• _YOUR INSTRUCTIONS_: Reproduce the records below word for word, leaving out the pictures.

**** EXTRACTED DATA ****

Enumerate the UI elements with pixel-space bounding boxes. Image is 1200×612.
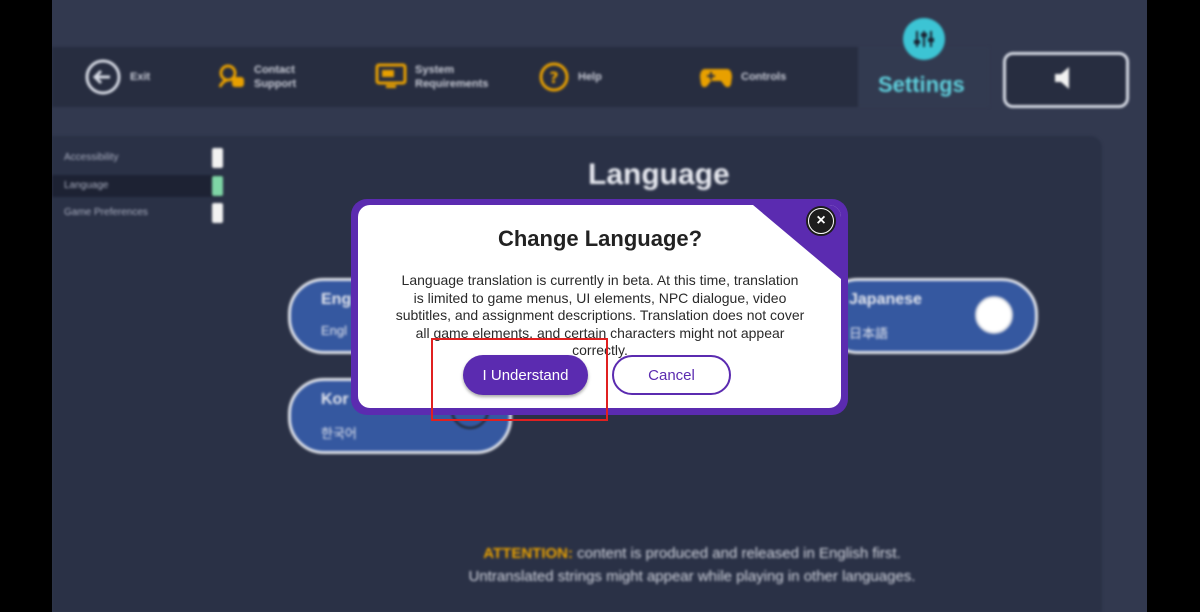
- language-name: Eng: [321, 291, 352, 308]
- sound-toggle-button[interactable]: [1003, 52, 1129, 108]
- exit-label: Exit: [130, 71, 151, 83]
- i-understand-button[interactable]: I Understand: [463, 355, 588, 395]
- gamepad-icon: [699, 65, 733, 89]
- attention-notice: ATTENTION: content is produced and relea…: [372, 542, 1012, 588]
- language-heading: Language: [588, 158, 730, 191]
- toggle-indicator: [212, 148, 223, 168]
- sidebar-item-accessibility[interactable]: Accessibility: [52, 147, 223, 169]
- dialog-title: Change Language?: [497, 226, 703, 251]
- language-name: Kor: [321, 391, 349, 408]
- radio-button[interactable]: [975, 296, 1013, 334]
- help-button[interactable]: ? Help: [538, 47, 602, 107]
- sidebar-item-label: Accessibility: [64, 152, 119, 163]
- speaker-icon: [1052, 65, 1080, 96]
- language-option-japanese[interactable]: Japanese 日本語: [822, 278, 1038, 354]
- help-label: Help: [578, 71, 602, 83]
- language-native-name: Engl: [321, 323, 348, 338]
- close-dialog-button[interactable]: ×: [806, 206, 836, 236]
- support-icon: [214, 61, 246, 93]
- toggle-indicator: [212, 176, 223, 196]
- contact-support-button[interactable]: Contact Support: [214, 47, 324, 107]
- sidebar-item-label: Game Preferences: [64, 207, 148, 218]
- settings-sliders-icon: [903, 18, 945, 60]
- cancel-button[interactable]: Cancel: [612, 355, 731, 395]
- attention-line-1: content is produced and released in Engl…: [577, 545, 901, 562]
- sidebar-item-language[interactable]: Language: [52, 175, 223, 197]
- language-name: Japanese: [849, 291, 922, 308]
- sidebar-item-label: Language: [64, 180, 109, 191]
- controls-label: Controls: [741, 71, 787, 83]
- monitor-icon: [375, 63, 407, 91]
- svg-text:?: ?: [549, 68, 558, 87]
- language-native-name: 한국어: [321, 426, 357, 441]
- settings-label: Settings: [878, 72, 965, 97]
- contact-support-label: Contact Support: [254, 64, 297, 90]
- system-requirements-button[interactable]: System Requirements: [375, 47, 505, 107]
- back-arrow-icon: [84, 58, 122, 96]
- language-native-name: 日本語: [849, 326, 889, 341]
- controls-button[interactable]: Controls: [699, 47, 786, 107]
- close-icon: ×: [809, 209, 833, 233]
- exit-button[interactable]: Exit: [84, 47, 150, 107]
- top-nav-bar: [52, 47, 989, 107]
- sidebar-item-game-preferences[interactable]: Game Preferences: [52, 202, 223, 224]
- attention-prefix: ATTENTION:: [483, 545, 573, 562]
- toggle-indicator: [212, 203, 223, 223]
- attention-line-2: Untranslated strings might appear while …: [468, 568, 916, 585]
- help-icon: ?: [538, 61, 570, 93]
- system-requirements-label: System Requirements: [415, 64, 489, 90]
- dialog-body-text: Language translation is currently in bet…: [395, 272, 805, 358]
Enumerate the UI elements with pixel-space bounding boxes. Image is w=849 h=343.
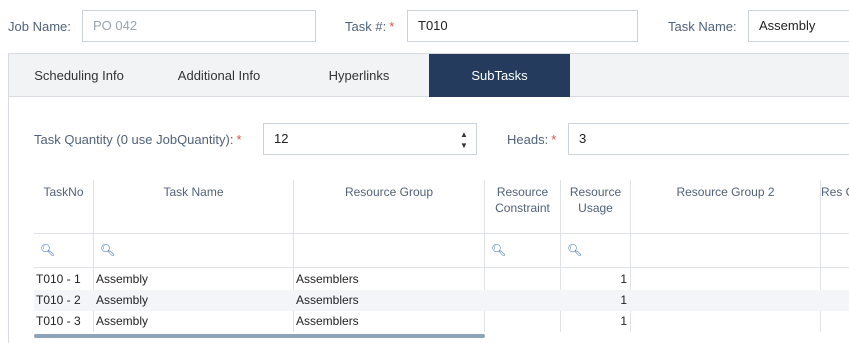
job-name-input[interactable]: PO 042 xyxy=(82,10,316,42)
header-divider xyxy=(34,233,849,234)
column-header-taskno[interactable]: TaskNo xyxy=(34,184,93,200)
filter-search-icon[interactable]: 🔍︎ xyxy=(40,243,55,257)
cell-resource-group: Assemblers xyxy=(296,314,359,328)
cell-resource-usage: 1 xyxy=(620,314,627,328)
column-header-resource-group[interactable]: Resource Group xyxy=(294,184,484,200)
task-no-input[interactable]: T010 xyxy=(407,10,638,42)
column-header-resource-group-2[interactable]: Resource Group 2 xyxy=(631,184,820,200)
table-row[interactable]: T010 - 1 Assembly Assemblers 1 xyxy=(34,269,849,290)
horizontal-scrollbar[interactable] xyxy=(34,334,485,338)
job-name-label: Job Name: xyxy=(8,19,71,34)
required-marker: * xyxy=(236,132,242,147)
column-header-resource-constraint[interactable]: Resource Constraint xyxy=(485,184,560,216)
filter-search-icon[interactable]: 🔍︎ xyxy=(100,243,115,257)
task-name-value: Assembly xyxy=(759,18,816,33)
tab-scheduling-info[interactable]: Scheduling Info xyxy=(9,54,149,97)
tab-bar: Scheduling Info Additional Info Hyperlin… xyxy=(8,53,849,97)
task-no-value: T010 xyxy=(418,18,448,33)
cell-resource-usage: 1 xyxy=(620,293,627,307)
column-header-res-cons[interactable]: Res Cons xyxy=(821,184,849,200)
task-quantity-label: Task Quantity (0 use JobQuantity): * xyxy=(34,132,242,147)
cell-task-no: T010 - 3 xyxy=(36,314,81,328)
tab-subtasks[interactable]: SubTasks xyxy=(429,54,570,97)
task-name-label: Task Name: xyxy=(668,19,737,34)
filter-divider xyxy=(34,267,849,268)
heads-label: Heads: * xyxy=(507,132,557,147)
column-header-task-name[interactable]: Task Name xyxy=(94,184,293,200)
heads-value: 3 xyxy=(579,131,587,146)
required-marker: * xyxy=(551,132,557,147)
cell-task-name: Assembly xyxy=(96,293,149,307)
tab-hyperlinks[interactable]: Hyperlinks xyxy=(289,54,429,97)
spin-up-icon[interactable]: ▲ xyxy=(458,131,470,139)
task-name-input[interactable]: Assembly xyxy=(748,10,849,42)
column-header-resource-usage[interactable]: Resource Usage xyxy=(561,184,630,216)
filter-search-icon[interactable]: 🔍︎ xyxy=(567,243,582,257)
cell-task-no: T010 - 2 xyxy=(36,293,81,307)
filter-search-icon[interactable]: 🔍︎ xyxy=(491,243,506,257)
task-no-label: Task #: * xyxy=(345,19,395,34)
tab-additional-info[interactable]: Additional Info xyxy=(149,54,289,97)
cell-task-no: T010 - 1 xyxy=(36,272,81,286)
task-quantity-stepper[interactable]: 12 ▲ ▼ xyxy=(263,123,477,155)
cell-task-name: Assembly xyxy=(96,272,149,286)
cell-resource-group: Assemblers xyxy=(296,293,359,307)
table-row[interactable]: T010 - 3 Assembly Assemblers 1 xyxy=(34,311,849,332)
cell-task-name: Assembly xyxy=(96,314,149,328)
cell-resource-group: Assemblers xyxy=(296,272,359,286)
subtasks-grid: TaskNo Task Name Resource Group Resource… xyxy=(34,180,849,335)
heads-input[interactable]: 3 xyxy=(568,123,849,155)
cell-resource-usage: 1 xyxy=(620,272,627,286)
task-quantity-value: 12 xyxy=(274,131,289,146)
required-marker: * xyxy=(389,19,395,34)
table-row[interactable]: T010 - 2 Assembly Assemblers 1 xyxy=(34,290,849,311)
job-name-placeholder: PO 042 xyxy=(93,18,138,33)
spin-down-icon[interactable]: ▼ xyxy=(458,142,470,150)
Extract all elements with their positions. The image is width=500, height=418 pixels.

****

• _OUTPUT OF THE EXERCISE_:
Enumerate the UI elements with pixel-space bounding boxes. Image is 1200×612.
- language-name: Eng: [321, 291, 352, 308]
- sound-toggle-button[interactable]: [1003, 52, 1129, 108]
- exit-label: Exit: [130, 71, 151, 83]
- i-understand-button[interactable]: I Understand: [463, 355, 588, 395]
- gamepad-icon: [699, 65, 733, 89]
- attention-notice: ATTENTION: content is produced and relea…: [372, 542, 1012, 588]
- language-heading: Language: [588, 158, 730, 191]
- toggle-indicator: [212, 148, 223, 168]
- sidebar-item-accessibility[interactable]: Accessibility: [52, 147, 223, 169]
- dialog-title: Change Language?: [497, 226, 703, 251]
- language-name: Kor: [321, 391, 349, 408]
- radio-button[interactable]: [975, 296, 1013, 334]
- help-button[interactable]: ? Help: [538, 47, 602, 107]
- sidebar-item-label: Accessibility: [64, 152, 119, 163]
- speaker-icon: [1052, 65, 1080, 96]
- language-option-japanese[interactable]: Japanese 日本語: [822, 278, 1038, 354]
- help-label: Help: [578, 71, 602, 83]
- language-native-name: Engl: [321, 323, 348, 338]
- close-dialog-button[interactable]: ×: [806, 206, 836, 236]
- support-icon: [214, 61, 246, 93]
- toggle-indicator: [212, 176, 223, 196]
- contact-support-button[interactable]: Contact Support: [214, 47, 324, 107]
- sidebar-item-label: Game Preferences: [64, 207, 148, 218]
- settings-sliders-icon: [903, 18, 945, 60]
- cancel-button[interactable]: Cancel: [612, 355, 731, 395]
- attention-line-1: content is produced and released in Engl…: [577, 545, 901, 562]
- sidebar-item-language[interactable]: Language: [52, 175, 223, 197]
- language-name: Japanese: [849, 291, 922, 308]
- sidebar-item-label: Language: [64, 180, 109, 191]
- controls-label: Controls: [741, 71, 787, 83]
- monitor-icon: [375, 63, 407, 91]
- svg-text:?: ?: [549, 68, 558, 87]
- language-native-name: 한국어: [321, 426, 357, 441]
- settings-label: Settings: [878, 72, 965, 97]
- contact-support-label: Contact Support: [254, 64, 297, 90]
- system-requirements-button[interactable]: System Requirements: [375, 47, 505, 107]
- back-arrow-icon: [84, 58, 122, 96]
- language-native-name: 日本語: [849, 326, 889, 341]
- controls-button[interactable]: Controls: [699, 47, 786, 107]
- close-icon: ×: [809, 209, 833, 233]
- exit-button[interactable]: Exit: [84, 47, 150, 107]
- top-nav-bar: [52, 47, 989, 107]
- sidebar-item-game-preferences[interactable]: Game Preferences: [52, 202, 223, 224]
- attention-prefix: ATTENTION:: [483, 545, 573, 562]
- toggle-indicator: [212, 203, 223, 223]
- attention-line-2: Untranslated strings might appear while …: [468, 568, 916, 585]
- help-icon: ?: [538, 61, 570, 93]
- system-requirements-label: System Requirements: [415, 64, 489, 90]
- dialog-body-text: Language translation is currently in bet…: [395, 272, 805, 358]
Enumerate the UI elements with pixel-space bounding boxes. Image is w=849 h=343.
job-name-input[interactable]: PO 042 xyxy=(82,10,316,42)
header-divider xyxy=(34,233,849,234)
column-header-taskno[interactable]: TaskNo xyxy=(34,184,93,200)
filter-search-icon[interactable]: 🔍︎ xyxy=(40,243,55,257)
cell-resource-group: Assemblers xyxy=(296,314,359,328)
cell-resource-usage: 1 xyxy=(620,314,627,328)
column-header-resource-group[interactable]: Resource Group xyxy=(294,184,484,200)
task-no-input[interactable]: T010 xyxy=(407,10,638,42)
column-header-resource-group-2[interactable]: Resource Group 2 xyxy=(631,184,820,200)
table-row[interactable]: T010 - 1 Assembly Assemblers 1 xyxy=(34,269,849,290)
horizontal-scrollbar[interactable] xyxy=(34,334,485,338)
job-name-label: Job Name: xyxy=(8,19,71,34)
required-marker: * xyxy=(236,132,242,147)
column-header-resource-constraint[interactable]: Resource Constraint xyxy=(485,184,560,216)
filter-search-icon[interactable]: 🔍︎ xyxy=(100,243,115,257)
task-name-value: Assembly xyxy=(759,18,816,33)
tab-scheduling-info[interactable]: Scheduling Info xyxy=(9,54,149,97)
tab-bar: Scheduling Info Additional Info Hyperlin… xyxy=(8,53,849,97)
task-no-value: T010 xyxy=(418,18,448,33)
cell-resource-usage: 1 xyxy=(620,293,627,307)
column-header-res-cons[interactable]: Res Cons xyxy=(821,184,849,200)
task-quantity-label: Task Quantity (0 use JobQuantity): * xyxy=(34,132,242,147)
cell-task-no: T010 - 3 xyxy=(36,314,81,328)
tab-subtasks[interactable]: SubTasks xyxy=(429,54,570,97)
task-name-label: Task Name: xyxy=(668,19,737,34)
filter-divider xyxy=(34,267,849,268)
heads-label: Heads: * xyxy=(507,132,557,147)
column-header-task-name[interactable]: Task Name xyxy=(94,184,293,200)
heads-value: 3 xyxy=(579,131,587,146)
required-marker: * xyxy=(551,132,557,147)
cell-task-name: Assembly xyxy=(96,293,149,307)
tab-hyperlinks[interactable]: Hyperlinks xyxy=(289,54,429,97)
spin-up-icon[interactable]: ▲ xyxy=(458,131,470,139)
task-name-input[interactable]: Assembly xyxy=(748,10,849,42)
column-header-resource-usage[interactable]: Resource Usage xyxy=(561,184,630,216)
filter-search-icon[interactable]: 🔍︎ xyxy=(567,243,582,257)
cell-task-no: T010 - 2 xyxy=(36,293,81,307)
filter-search-icon[interactable]: 🔍︎ xyxy=(491,243,506,257)
task-no-label: Task #: * xyxy=(345,19,395,34)
tab-additional-info[interactable]: Additional Info xyxy=(149,54,289,97)
cell-task-no: T010 - 1 xyxy=(36,272,81,286)
task-quantity-stepper[interactable]: 12 ▲ ▼ xyxy=(263,123,477,155)
cell-task-name: Assembly xyxy=(96,272,149,286)
cell-resource-group: Assemblers xyxy=(296,293,359,307)
table-row[interactable]: T010 - 3 Assembly Assemblers 1 xyxy=(34,311,849,332)
cell-task-name: Assembly xyxy=(96,314,149,328)
cell-resource-group: Assemblers xyxy=(296,272,359,286)
subtasks-grid: TaskNo Task Name Resource Group Resource… xyxy=(34,180,849,335)
heads-input[interactable]: 3 xyxy=(568,123,849,155)
cell-resource-usage: 1 xyxy=(620,272,627,286)
task-quantity-value: 12 xyxy=(274,131,289,146)
required-marker: * xyxy=(389,19,395,34)
table-row[interactable]: T010 - 2 Assembly Assemblers 1 xyxy=(34,290,849,311)
job-name-placeholder: PO 042 xyxy=(93,18,138,33)
spin-down-icon[interactable]: ▼ xyxy=(458,142,470,150)
Extract all elements with their positions. The image is width=500, height=418 pixels.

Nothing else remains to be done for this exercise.